## Texto de la página
════

Los remos iban y venían. La góndola, como un ataud flotante, cabeceaba su negrura entre recuerdos. Venecia subía y bajaba según yo iba leyendo aquel libro bellísimo de Brodsky, Marca de agua (Siruela), que me hacía creer que navegaba acompañado. Pero, no; viajaba solo. Venecia venía sola conmigo y en la noche unas luces iluminaban mi lectura.

-La ciudad es estática – me seguía diciendo Brodsky -, mientras nosotros nos movemos. La lágrima es prueba de ello. Porque nosotros partimos y la belleza queda. Porque nosotros vamos hacia el futuro, en tanto que la belleza es eterno presente. La lágrima es un intento de permanecer, de rezagarse, de fundirse con la ciudad. Por eso va contra las reglas. La lágrima es una reversión, un tributo del futuro al pasado. O es el resultado de sustraer lo mayor a lo menor: la belleza al hombre. Lo mismo vale para el amor, porque nuestro amor, también, es más grande que nosotros.

Y así, poco a poco, fuimos doblando- suave, rítmicamente-, el Gran Canal.

EL NADADOR


He vuelto a leer El nadador de John Cheever. Me he tirado de cabeza en el relato del gran escritor norteamericano y he seguido las brazadas que daba Neddy Merrill desde la piscina de los Westerhazy hasta la de los Clyde. Me he olvidado un poco de la película de Burt Lancaster en 1968 cuando el filme perseguía a la literatura y he cruzado todo el condado nadando, atravesando las edades, atravesando las fatigas, el agua rodeándome los brazos y olvidándome a cada movimiento de lo que ocurrió ayer, nadando hacia el futuro. «Acaudalados hombres y mujeres se reunían junto a sus aguas color zafiro – me iba diciendo Cheever conforme nadaba -, mientras serviciales criaturas de blancas chaquetas les servían ginebra fría». He cruzado la piscina de los Bunker y la piscina pública de Lancaster. Otro novelista americano, Nelson Algren, nadando a mi lado, me decía entre brazada y brazada: » Cheever es el único escritor norteamericano del que puedo leer un relato en el New Yorker sin tener que pasar las hojas para identificar al autor».
Es verdad. Le veo nadar a Cheever – es decir, escribir sus Relatos (Planeta) -y le oigo decir en el agua que la literatura debe agrandarnos y no disminuirnos. No debe rebajarnos al nivel de un cenicero de colillas. «Camino de casa de los Clyde – cuenta El nadador -se tambaleó a causa del cansancio y, una vez en las piscina, tuvo que detenerse una y otra vez mientras nadaba para sujetarse con la mano en el borde y descansar. Trepó por la escalerilla y se preguntó si le quedaban fuerzas para llegar a casa. Había cumplido su deseo, había nadado a través del condado, pero estaba tan embotado por la fatiga que su triunfo carecía de sentido».

════

## Listado extraído
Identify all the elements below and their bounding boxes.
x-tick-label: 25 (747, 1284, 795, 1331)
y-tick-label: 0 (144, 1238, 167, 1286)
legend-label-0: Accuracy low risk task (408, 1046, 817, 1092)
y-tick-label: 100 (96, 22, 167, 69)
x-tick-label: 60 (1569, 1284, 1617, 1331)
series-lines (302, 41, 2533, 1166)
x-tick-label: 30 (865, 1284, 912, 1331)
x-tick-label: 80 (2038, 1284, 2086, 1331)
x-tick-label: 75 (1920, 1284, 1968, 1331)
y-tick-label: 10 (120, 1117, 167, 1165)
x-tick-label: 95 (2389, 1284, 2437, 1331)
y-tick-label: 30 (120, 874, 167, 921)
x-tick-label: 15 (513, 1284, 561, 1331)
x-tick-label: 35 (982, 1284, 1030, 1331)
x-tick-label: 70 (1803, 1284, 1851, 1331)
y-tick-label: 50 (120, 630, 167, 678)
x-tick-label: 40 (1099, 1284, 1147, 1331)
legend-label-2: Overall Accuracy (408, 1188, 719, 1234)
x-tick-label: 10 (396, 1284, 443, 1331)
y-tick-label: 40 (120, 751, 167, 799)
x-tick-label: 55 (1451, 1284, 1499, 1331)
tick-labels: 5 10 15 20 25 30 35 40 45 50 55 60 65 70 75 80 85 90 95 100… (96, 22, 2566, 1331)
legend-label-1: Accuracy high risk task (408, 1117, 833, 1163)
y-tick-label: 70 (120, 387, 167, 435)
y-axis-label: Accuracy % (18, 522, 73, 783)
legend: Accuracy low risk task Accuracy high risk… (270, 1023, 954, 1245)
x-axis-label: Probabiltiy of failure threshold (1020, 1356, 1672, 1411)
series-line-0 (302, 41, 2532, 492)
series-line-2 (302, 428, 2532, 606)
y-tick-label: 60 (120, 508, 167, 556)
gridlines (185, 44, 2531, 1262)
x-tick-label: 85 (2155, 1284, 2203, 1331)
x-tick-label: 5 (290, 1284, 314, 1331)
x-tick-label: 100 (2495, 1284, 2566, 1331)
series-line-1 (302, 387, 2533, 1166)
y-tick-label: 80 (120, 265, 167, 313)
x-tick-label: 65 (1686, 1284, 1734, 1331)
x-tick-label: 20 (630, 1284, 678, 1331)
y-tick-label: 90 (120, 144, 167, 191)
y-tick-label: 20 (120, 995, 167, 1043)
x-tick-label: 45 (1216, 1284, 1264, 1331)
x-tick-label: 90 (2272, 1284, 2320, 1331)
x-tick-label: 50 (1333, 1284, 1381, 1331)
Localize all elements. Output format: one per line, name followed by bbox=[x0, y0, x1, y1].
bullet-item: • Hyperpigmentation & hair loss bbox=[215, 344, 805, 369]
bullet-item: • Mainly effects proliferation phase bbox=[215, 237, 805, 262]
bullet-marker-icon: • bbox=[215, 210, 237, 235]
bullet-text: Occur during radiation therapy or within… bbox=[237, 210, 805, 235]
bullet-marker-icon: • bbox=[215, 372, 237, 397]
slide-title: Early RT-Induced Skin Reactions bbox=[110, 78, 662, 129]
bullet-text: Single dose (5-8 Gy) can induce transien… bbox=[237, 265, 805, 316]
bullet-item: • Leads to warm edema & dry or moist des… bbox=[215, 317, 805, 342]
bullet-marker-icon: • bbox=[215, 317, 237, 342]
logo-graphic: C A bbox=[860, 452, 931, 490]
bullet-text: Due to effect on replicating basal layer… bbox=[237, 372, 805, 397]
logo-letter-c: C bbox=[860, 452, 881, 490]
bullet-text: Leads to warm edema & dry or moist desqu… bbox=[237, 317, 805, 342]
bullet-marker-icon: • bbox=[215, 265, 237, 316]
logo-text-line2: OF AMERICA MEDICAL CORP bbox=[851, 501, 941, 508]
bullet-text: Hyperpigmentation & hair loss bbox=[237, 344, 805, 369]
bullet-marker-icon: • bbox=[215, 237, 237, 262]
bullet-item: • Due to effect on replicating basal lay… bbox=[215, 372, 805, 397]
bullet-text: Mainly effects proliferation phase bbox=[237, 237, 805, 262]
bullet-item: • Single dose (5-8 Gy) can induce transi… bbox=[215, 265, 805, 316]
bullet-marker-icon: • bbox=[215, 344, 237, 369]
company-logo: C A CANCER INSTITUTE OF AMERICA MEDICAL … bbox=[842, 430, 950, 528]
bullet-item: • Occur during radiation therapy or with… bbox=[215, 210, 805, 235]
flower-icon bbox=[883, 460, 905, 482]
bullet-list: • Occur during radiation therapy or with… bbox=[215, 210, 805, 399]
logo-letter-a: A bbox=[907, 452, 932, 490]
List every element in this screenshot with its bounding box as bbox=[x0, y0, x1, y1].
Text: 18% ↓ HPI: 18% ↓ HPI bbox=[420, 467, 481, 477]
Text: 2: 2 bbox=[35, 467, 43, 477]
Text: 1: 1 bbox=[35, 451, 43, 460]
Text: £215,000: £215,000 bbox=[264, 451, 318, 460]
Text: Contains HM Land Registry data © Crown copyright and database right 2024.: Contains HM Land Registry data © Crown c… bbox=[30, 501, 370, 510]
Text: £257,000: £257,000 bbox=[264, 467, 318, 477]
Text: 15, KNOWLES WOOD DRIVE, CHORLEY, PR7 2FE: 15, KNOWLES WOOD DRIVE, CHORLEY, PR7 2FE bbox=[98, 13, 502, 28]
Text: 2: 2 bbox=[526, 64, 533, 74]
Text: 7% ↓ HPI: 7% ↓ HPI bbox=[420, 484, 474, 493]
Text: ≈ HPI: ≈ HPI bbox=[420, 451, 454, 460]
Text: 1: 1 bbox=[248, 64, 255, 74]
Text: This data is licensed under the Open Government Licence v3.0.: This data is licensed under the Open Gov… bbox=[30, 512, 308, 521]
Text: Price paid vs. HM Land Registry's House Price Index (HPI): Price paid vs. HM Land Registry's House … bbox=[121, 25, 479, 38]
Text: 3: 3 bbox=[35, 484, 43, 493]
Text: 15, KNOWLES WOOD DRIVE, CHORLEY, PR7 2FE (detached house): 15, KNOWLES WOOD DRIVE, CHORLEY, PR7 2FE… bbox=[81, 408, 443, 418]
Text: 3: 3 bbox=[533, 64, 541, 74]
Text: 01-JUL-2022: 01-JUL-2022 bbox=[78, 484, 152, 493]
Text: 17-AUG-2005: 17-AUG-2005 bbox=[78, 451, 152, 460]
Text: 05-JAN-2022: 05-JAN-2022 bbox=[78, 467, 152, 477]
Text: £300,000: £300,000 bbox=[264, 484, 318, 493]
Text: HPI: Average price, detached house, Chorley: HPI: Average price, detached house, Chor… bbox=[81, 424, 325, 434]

════

## Tarea breve
Prosiga el texto sobre las lecturas de Brodsky en Venecia y de El nadador de Cheever a partir de su última oración. El listado es material aparte, independiente del texto de la página.

## Respuesta
Allí nos despedimos. Aún me dijo Cheever antes de terminar: «Yo esperaba que los ríos de mi infancia, plagados de truchas, se verían un día inundados de latas de conserva mohosas y que los prados se cubrirían de casas. Esperaba incluso a verme parcialmente aislado de nuestra herencia moral y ética. Pero los absurdos de la vida moderna me dejan desarmado. No obstante, me parece también que esas latas de conserva, esas autopistas, esos conjuntos inmobiliarios deprimentes no son los restos de una civilización decadente sino las avanzadillas y las primeras fortificaciones de una civilización que ahora nos corresponde construir».
Y de nuevo Cheever estiró los brazos, trazó una larga curva en el aire y se arrojó de cabeza a la piscina.

UNA PARTIDA DE AJEDREZ


Al enterarme hoy de la muerte del gran Bobby Fischer telefoneo al novelista y guionista mejicano Vicente Leñero para que vayamos a casa del también mejicano Juan José Arreola, el autor de Confabulario Personal (Bruguera), gran apasionado del ajedrez.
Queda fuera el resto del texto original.